What is being asked:
Show all lines from the data that include the word "beraber".

The records:
------------------------------------------------------------

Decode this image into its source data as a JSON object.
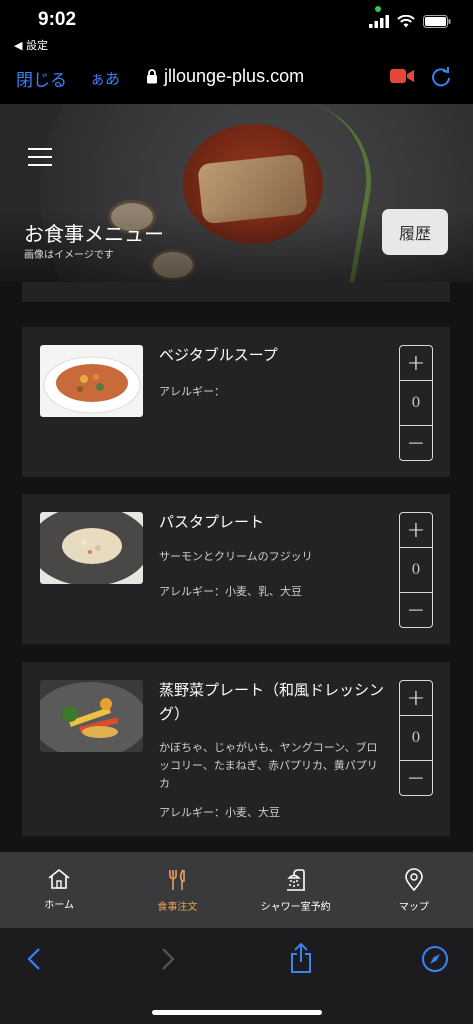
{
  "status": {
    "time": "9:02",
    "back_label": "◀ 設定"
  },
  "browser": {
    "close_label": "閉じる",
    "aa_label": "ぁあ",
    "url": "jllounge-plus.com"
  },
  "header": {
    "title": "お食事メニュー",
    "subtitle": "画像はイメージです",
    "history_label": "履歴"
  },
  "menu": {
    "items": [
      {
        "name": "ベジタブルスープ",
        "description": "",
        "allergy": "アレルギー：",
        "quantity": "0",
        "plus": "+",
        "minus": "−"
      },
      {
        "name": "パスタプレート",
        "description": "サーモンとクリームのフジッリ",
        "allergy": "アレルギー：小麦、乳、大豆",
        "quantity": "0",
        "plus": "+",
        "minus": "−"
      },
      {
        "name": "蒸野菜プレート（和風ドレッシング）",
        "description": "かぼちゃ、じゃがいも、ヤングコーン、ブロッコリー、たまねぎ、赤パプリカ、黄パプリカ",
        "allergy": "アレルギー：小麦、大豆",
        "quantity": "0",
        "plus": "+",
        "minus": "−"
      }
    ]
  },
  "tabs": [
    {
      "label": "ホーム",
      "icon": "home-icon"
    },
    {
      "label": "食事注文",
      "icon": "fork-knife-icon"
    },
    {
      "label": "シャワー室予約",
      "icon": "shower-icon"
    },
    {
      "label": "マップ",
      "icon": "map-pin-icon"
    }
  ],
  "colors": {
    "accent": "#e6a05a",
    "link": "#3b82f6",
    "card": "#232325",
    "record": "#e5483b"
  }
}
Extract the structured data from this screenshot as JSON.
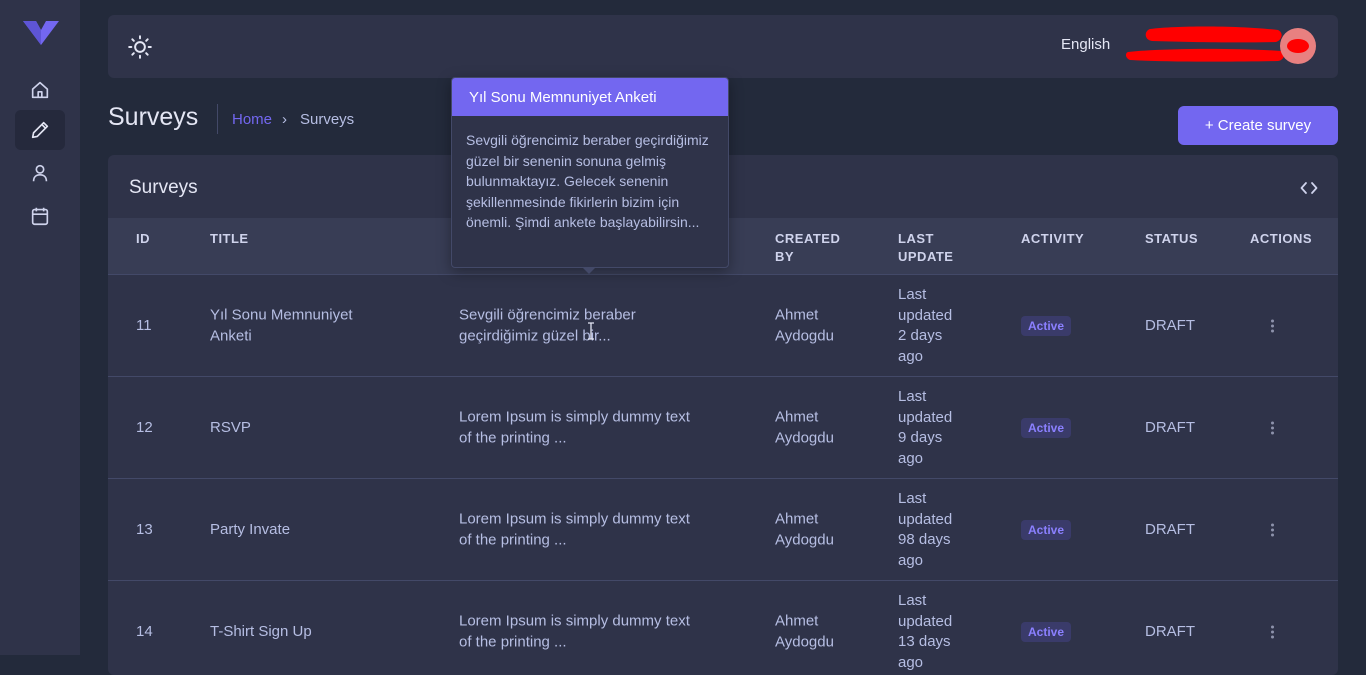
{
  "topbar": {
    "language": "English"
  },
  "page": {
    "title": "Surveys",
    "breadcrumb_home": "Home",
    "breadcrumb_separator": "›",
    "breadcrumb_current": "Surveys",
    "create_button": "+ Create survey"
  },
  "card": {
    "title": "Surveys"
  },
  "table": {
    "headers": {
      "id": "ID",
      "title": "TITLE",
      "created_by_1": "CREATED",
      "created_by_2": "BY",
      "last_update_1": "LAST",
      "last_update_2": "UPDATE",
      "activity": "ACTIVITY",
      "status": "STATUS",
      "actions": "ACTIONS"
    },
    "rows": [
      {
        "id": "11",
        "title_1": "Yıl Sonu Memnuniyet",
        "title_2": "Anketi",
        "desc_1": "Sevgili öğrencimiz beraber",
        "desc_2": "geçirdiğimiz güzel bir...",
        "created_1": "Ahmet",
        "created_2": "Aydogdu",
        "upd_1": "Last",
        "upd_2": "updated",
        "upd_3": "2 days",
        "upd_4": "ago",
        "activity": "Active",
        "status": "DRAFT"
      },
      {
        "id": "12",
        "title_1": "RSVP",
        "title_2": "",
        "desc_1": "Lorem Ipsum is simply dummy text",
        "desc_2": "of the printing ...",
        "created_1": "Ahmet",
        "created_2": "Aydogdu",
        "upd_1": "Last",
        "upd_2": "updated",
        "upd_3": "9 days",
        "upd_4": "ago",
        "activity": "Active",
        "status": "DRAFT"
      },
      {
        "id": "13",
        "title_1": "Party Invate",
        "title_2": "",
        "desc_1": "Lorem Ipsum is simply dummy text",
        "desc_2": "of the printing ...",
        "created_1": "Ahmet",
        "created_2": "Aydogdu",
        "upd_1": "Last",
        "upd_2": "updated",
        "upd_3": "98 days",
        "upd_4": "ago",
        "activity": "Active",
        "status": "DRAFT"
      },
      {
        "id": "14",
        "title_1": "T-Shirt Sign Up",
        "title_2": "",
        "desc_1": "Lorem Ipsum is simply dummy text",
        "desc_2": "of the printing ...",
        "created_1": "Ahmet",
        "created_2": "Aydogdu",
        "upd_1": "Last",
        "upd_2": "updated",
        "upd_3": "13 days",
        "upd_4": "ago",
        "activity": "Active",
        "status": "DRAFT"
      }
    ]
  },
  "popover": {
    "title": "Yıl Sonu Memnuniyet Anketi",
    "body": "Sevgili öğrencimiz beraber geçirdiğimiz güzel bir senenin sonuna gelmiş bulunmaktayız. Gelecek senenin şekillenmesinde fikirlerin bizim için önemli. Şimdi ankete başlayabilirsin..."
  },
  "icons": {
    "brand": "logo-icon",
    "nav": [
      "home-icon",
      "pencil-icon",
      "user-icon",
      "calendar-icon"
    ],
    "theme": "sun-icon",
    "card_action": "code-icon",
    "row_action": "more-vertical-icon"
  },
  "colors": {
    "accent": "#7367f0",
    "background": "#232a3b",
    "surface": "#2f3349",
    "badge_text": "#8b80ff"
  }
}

------------------------------------------------------------

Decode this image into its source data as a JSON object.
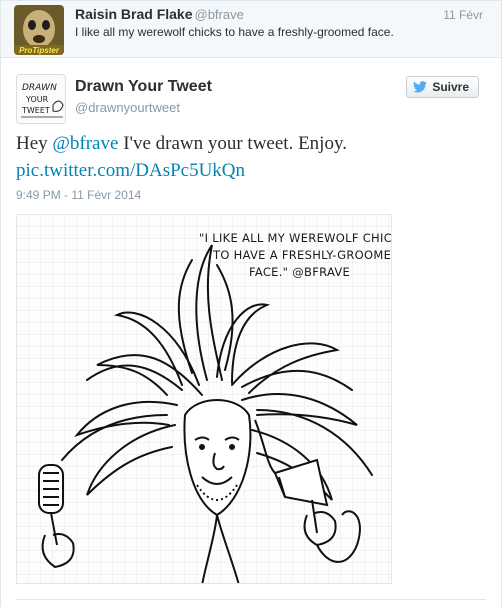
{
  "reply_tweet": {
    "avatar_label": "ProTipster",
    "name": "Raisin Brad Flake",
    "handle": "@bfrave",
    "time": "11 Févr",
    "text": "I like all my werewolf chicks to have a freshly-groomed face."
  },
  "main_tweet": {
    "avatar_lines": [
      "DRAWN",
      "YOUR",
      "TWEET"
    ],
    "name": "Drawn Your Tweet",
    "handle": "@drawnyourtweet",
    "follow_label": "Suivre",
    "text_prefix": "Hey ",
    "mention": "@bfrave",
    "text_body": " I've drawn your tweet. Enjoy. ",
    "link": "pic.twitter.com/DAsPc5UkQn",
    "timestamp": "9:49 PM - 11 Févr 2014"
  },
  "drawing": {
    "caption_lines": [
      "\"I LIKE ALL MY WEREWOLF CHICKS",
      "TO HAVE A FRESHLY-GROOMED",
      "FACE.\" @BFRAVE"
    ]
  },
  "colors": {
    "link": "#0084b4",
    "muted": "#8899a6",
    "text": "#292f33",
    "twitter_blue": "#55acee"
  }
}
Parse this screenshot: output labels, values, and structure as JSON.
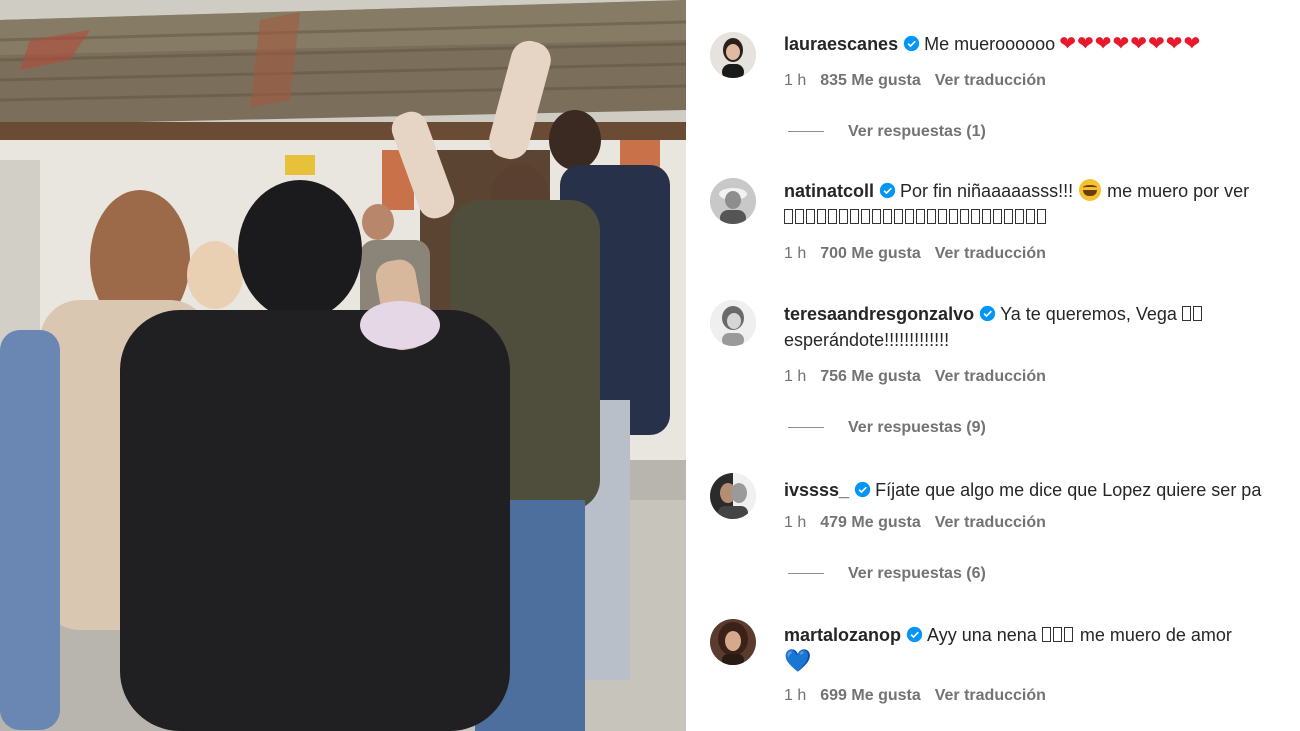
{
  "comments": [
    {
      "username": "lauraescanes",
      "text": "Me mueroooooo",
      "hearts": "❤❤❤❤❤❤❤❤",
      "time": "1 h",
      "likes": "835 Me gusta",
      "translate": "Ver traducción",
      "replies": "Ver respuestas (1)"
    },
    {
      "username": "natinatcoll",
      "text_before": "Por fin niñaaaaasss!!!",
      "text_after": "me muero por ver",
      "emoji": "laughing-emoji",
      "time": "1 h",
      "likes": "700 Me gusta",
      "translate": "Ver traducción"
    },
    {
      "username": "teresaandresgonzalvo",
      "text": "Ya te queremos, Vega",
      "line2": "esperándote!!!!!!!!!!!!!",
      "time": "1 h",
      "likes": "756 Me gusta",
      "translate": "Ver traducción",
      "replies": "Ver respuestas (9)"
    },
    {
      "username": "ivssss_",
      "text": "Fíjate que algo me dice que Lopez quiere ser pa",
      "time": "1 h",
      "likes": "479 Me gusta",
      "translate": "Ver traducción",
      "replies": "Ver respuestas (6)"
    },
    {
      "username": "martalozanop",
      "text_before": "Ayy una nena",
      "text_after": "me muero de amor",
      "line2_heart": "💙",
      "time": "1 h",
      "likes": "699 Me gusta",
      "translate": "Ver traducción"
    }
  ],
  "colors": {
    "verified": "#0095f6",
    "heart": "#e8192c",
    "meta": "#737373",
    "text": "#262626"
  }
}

------------------------------------------------------------

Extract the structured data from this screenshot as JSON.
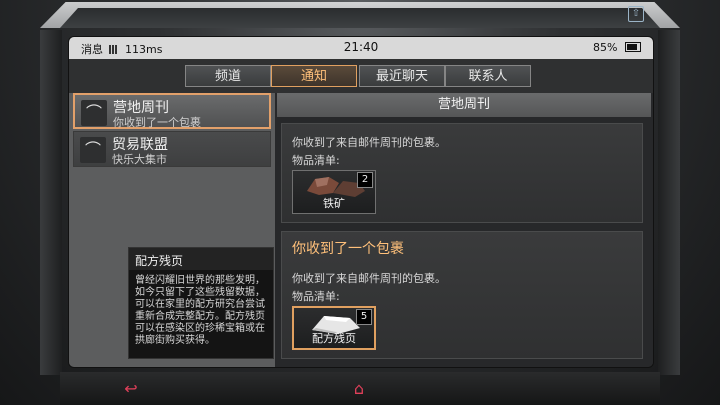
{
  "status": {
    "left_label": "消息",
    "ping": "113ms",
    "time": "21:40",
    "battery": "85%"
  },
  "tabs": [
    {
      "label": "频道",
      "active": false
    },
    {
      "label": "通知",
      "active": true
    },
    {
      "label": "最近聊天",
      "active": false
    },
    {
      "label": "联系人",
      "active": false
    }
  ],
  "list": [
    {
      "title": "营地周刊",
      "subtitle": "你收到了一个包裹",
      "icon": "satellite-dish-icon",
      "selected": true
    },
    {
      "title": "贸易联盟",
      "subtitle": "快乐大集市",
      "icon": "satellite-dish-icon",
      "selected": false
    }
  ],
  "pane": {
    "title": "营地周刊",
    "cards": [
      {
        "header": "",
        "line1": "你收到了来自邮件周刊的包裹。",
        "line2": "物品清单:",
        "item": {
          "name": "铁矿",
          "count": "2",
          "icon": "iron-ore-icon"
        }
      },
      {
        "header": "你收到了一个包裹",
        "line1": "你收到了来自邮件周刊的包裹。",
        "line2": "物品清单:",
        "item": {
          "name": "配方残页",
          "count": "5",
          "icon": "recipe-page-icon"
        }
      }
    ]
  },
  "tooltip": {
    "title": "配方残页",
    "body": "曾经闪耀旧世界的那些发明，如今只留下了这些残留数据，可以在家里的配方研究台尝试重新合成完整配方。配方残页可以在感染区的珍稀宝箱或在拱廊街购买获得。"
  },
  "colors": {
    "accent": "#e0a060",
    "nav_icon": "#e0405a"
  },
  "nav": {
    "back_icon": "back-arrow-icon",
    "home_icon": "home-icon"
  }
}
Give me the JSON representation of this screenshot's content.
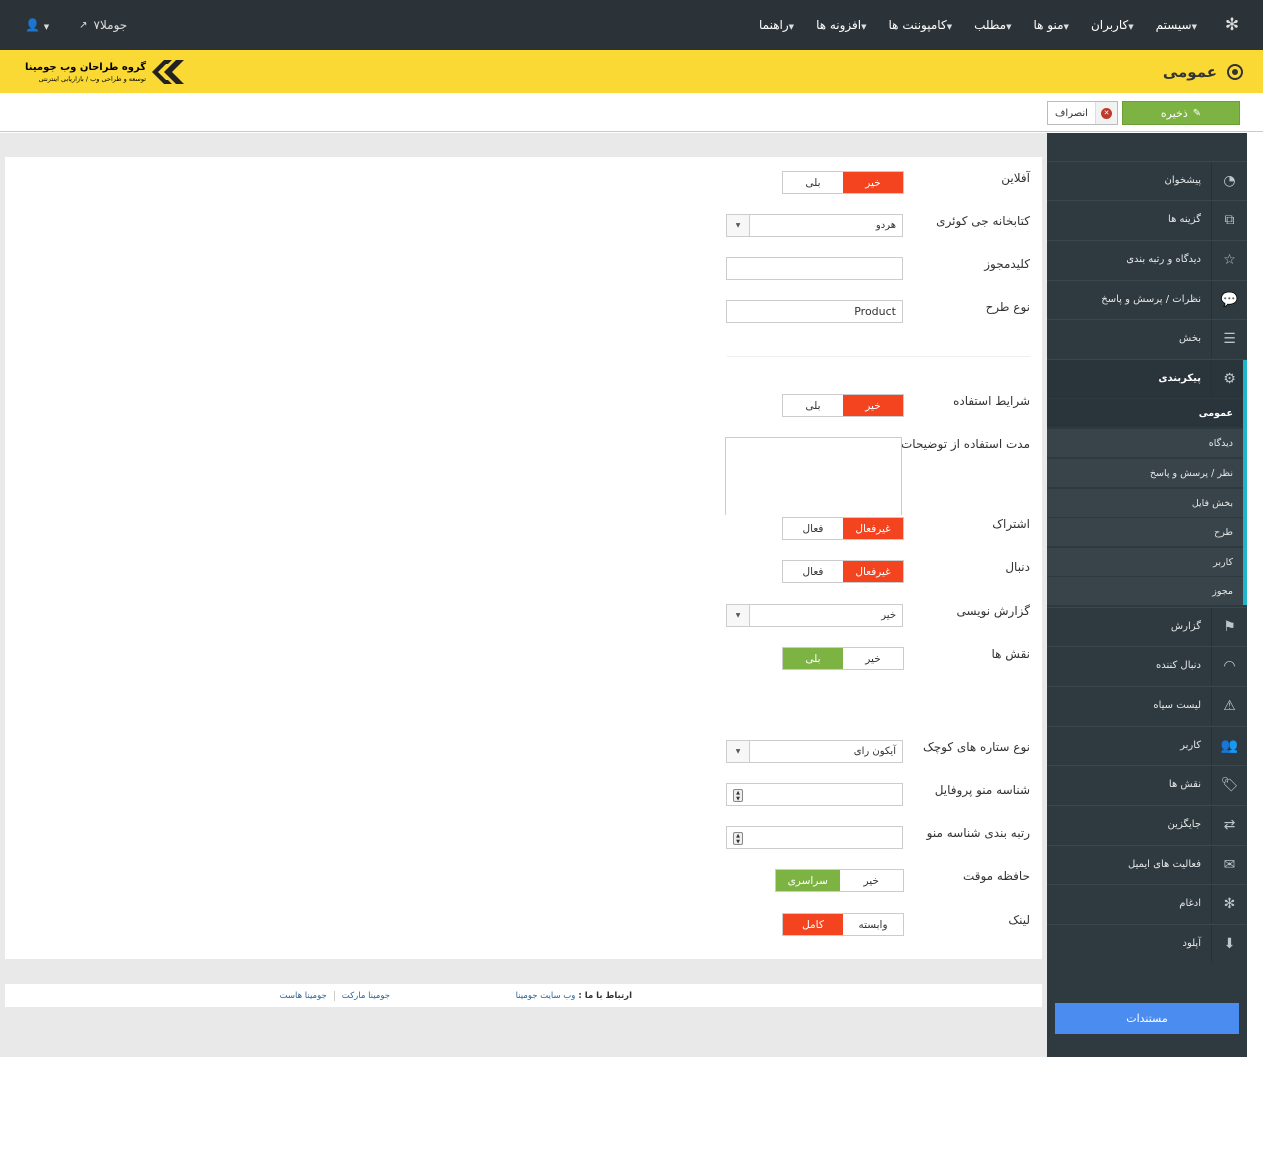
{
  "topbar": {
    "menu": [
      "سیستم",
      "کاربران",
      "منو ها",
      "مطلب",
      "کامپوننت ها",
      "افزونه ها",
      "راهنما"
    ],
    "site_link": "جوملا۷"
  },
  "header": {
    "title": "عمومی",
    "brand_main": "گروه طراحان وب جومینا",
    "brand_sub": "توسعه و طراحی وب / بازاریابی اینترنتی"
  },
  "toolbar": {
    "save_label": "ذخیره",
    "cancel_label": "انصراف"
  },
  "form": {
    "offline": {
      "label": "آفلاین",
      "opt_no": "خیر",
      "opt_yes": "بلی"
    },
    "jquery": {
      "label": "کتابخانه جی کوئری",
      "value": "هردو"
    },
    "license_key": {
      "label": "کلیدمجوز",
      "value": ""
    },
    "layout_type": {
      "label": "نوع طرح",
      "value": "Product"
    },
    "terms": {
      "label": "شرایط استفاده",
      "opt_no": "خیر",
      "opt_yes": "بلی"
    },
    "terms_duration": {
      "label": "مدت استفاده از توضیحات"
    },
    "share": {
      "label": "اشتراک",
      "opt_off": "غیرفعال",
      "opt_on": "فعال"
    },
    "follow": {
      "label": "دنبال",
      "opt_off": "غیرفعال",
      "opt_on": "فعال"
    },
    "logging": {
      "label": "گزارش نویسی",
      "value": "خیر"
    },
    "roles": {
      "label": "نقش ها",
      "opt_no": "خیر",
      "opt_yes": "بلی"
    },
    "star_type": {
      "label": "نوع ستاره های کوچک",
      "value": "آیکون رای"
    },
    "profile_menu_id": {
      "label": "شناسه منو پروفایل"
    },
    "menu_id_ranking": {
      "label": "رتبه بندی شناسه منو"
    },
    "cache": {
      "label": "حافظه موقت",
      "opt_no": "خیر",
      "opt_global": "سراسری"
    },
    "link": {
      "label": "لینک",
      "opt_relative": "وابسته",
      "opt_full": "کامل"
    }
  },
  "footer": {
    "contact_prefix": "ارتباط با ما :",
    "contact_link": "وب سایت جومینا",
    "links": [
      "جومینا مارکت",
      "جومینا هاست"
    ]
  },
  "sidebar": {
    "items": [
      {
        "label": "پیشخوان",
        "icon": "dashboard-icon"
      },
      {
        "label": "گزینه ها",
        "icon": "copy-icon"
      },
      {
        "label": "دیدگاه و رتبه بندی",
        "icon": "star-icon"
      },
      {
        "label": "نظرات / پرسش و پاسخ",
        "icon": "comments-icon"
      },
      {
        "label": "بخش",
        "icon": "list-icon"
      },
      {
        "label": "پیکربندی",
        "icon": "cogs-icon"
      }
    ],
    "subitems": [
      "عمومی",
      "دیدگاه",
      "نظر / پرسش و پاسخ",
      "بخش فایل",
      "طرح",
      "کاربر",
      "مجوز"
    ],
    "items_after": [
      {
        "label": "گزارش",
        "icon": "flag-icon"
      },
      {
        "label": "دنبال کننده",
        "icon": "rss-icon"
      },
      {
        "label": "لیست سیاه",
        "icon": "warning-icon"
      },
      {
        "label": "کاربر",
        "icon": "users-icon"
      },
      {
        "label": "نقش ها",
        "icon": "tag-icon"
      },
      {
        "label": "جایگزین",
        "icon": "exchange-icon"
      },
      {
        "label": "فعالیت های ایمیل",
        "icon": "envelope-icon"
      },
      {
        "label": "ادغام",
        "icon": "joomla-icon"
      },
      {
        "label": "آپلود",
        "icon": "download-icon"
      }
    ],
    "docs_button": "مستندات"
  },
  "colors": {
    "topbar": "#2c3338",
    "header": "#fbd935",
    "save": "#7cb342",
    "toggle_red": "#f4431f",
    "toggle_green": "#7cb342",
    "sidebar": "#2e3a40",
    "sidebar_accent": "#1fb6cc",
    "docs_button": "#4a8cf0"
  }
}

------------------------------------------------------------

The output:
        "desc_1": "Sevgili öğrencimiz beraber",
    "body": "Sevgili öğrencimiz beraber geçirdiğimiz güzel bir senenin sonuna gelmiş bulunmaktayız. Gelecek senenin şekillenmesinde fikirlerin bizim için önemli. Şimdi ankete başlayabilirsin..."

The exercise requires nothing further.